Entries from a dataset
──────────

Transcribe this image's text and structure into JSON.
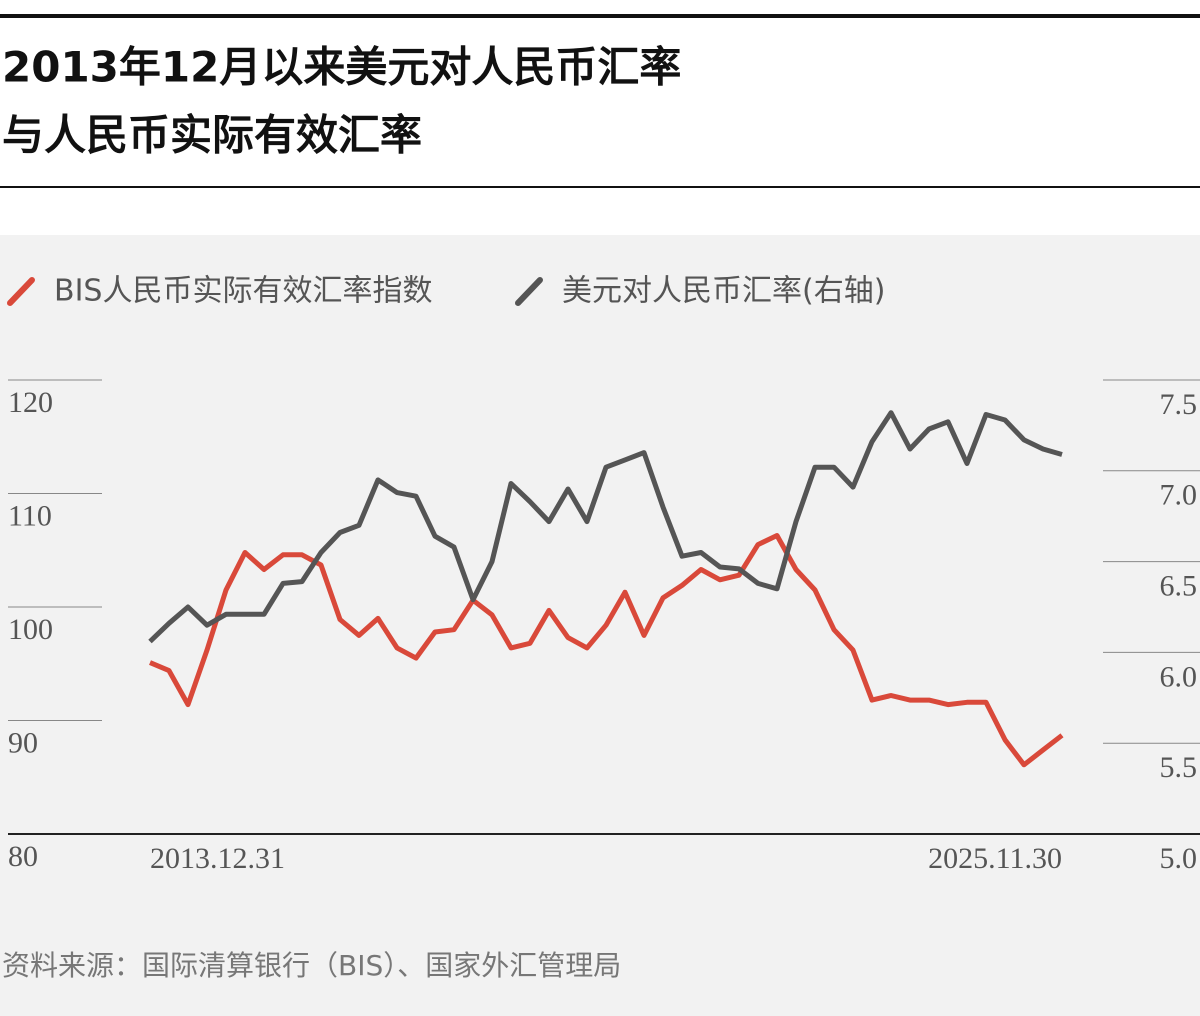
{
  "chart_data": {
    "type": "line",
    "title": [
      "2013年12月以来美元对人民币汇率",
      "与人民币实际有效汇率"
    ],
    "source": "资料来源：国际清算银行（BIS）、国家外汇管理局",
    "categories": [
      "2013.12.31",
      null,
      null,
      null,
      null,
      null,
      null,
      null,
      null,
      null,
      null,
      null,
      null,
      null,
      null,
      null,
      null,
      null,
      null,
      null,
      null,
      null,
      null,
      null,
      null,
      null,
      null,
      null,
      null,
      null,
      null,
      null,
      null,
      null,
      null,
      null,
      null,
      null,
      null,
      null,
      null,
      null,
      null,
      null,
      null,
      null,
      null,
      null,
      "2025.11.30"
    ],
    "series": [
      {
        "name": "BIS人民币实际有效汇率指数",
        "color": "#d9493a",
        "axis": "y",
        "values": [
          95.1,
          94.4,
          91.4,
          96.2,
          101.5,
          104.8,
          103.3,
          104.6,
          104.6,
          103.7,
          98.9,
          97.5,
          99.0,
          96.4,
          95.5,
          97.8,
          98.0,
          100.6,
          99.3,
          96.4,
          96.8,
          99.7,
          97.3,
          96.4,
          98.4,
          101.3,
          97.5,
          100.8,
          101.9,
          103.3,
          102.4,
          102.8,
          105.5,
          106.3,
          103.3,
          101.5,
          98.0,
          96.2,
          91.8,
          92.2,
          91.8,
          91.8,
          91.4,
          91.6,
          91.6,
          88.3,
          86.1,
          87.4,
          88.7
        ]
      },
      {
        "name": "美元对人民币汇率(右轴)",
        "color": "#555555",
        "axis": "y2",
        "values": [
          6.06,
          6.16,
          6.25,
          6.15,
          6.21,
          6.21,
          6.21,
          6.38,
          6.39,
          6.55,
          6.66,
          6.7,
          6.95,
          6.88,
          6.86,
          6.64,
          6.58,
          6.29,
          6.5,
          6.93,
          6.83,
          6.72,
          6.9,
          6.72,
          7.02,
          7.06,
          7.1,
          6.8,
          6.53,
          6.55,
          6.47,
          6.46,
          6.38,
          6.35,
          6.72,
          7.02,
          7.02,
          6.91,
          7.16,
          7.32,
          7.12,
          7.23,
          7.27,
          7.04,
          7.31,
          7.28,
          7.17,
          7.12,
          7.09
        ]
      }
    ],
    "ylim": [
      80,
      120
    ],
    "yticks": [
      80,
      90,
      100,
      110,
      120
    ],
    "y2lim": [
      5,
      7.5
    ],
    "y2ticks": [
      {
        "value": 5,
        "label": "5.0"
      },
      5.5,
      {
        "value": 6,
        "label": "6.0"
      },
      6.5,
      {
        "value": 7,
        "label": "7.0"
      },
      7.5
    ]
  }
}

──────────

### Short problem:
Quote every entry exactly, with the pictures omitted.

### Exercise solution:
Transcribe this image's text and structure into JSON.
{
  "chart_data": {
    "type": "line",
    "title": [
      "2013年12月以来美元对人民币汇率",
      "与人民币实际有效汇率"
    ],
    "source": "资料来源：国际清算银行（BIS）、国家外汇管理局",
    "categories": [
      "2013.12.31",
      null,
      null,
      null,
      null,
      null,
      null,
      null,
      null,
      null,
      null,
      null,
      null,
      null,
      null,
      null,
      null,
      null,
      null,
      null,
      null,
      null,
      null,
      null,
      null,
      null,
      null,
      null,
      null,
      null,
      null,
      null,
      null,
      null,
      null,
      null,
      null,
      null,
      null,
      null,
      null,
      null,
      null,
      null,
      null,
      null,
      null,
      null,
      "2025.11.30"
    ],
    "series": [
      {
        "name": "BIS人民币实际有效汇率指数",
        "color": "#d9493a",
        "axis": "y",
        "values": [
          95.1,
          94.4,
          91.4,
          96.2,
          101.5,
          104.8,
          103.3,
          104.6,
          104.6,
          103.7,
          98.9,
          97.5,
          99.0,
          96.4,
          95.5,
          97.8,
          98.0,
          100.6,
          99.3,
          96.4,
          96.8,
          99.7,
          97.3,
          96.4,
          98.4,
          101.3,
          97.5,
          100.8,
          101.9,
          103.3,
          102.4,
          102.8,
          105.5,
          106.3,
          103.3,
          101.5,
          98.0,
          96.2,
          91.8,
          92.2,
          91.8,
          91.8,
          91.4,
          91.6,
          91.6,
          88.3,
          86.1,
          87.4,
          88.7
        ]
      },
      {
        "name": "美元对人民币汇率(右轴)",
        "color": "#555555",
        "axis": "y2",
        "values": [
          6.06,
          6.16,
          6.25,
          6.15,
          6.21,
          6.21,
          6.21,
          6.38,
          6.39,
          6.55,
          6.66,
          6.7,
          6.95,
          6.88,
          6.86,
          6.64,
          6.58,
          6.29,
          6.5,
          6.93,
          6.83,
          6.72,
          6.9,
          6.72,
          7.02,
          7.06,
          7.1,
          6.8,
          6.53,
          6.55,
          6.47,
          6.46,
          6.38,
          6.35,
          6.72,
          7.02,
          7.02,
          6.91,
          7.16,
          7.32,
          7.12,
          7.23,
          7.27,
          7.04,
          7.31,
          7.28,
          7.17,
          7.12,
          7.09
        ]
      }
    ],
    "ylim": [
      80,
      120
    ],
    "yticks": [
      80,
      90,
      100,
      110,
      120
    ],
    "y2lim": [
      5,
      7.5
    ],
    "y2ticks": [
      {
        "value": 5,
        "label": "5.0"
      },
      5.5,
      {
        "value": 6,
        "label": "6.0"
      },
      6.5,
      {
        "value": 7,
        "label": "7.0"
      },
      7.5
    ]
  }
}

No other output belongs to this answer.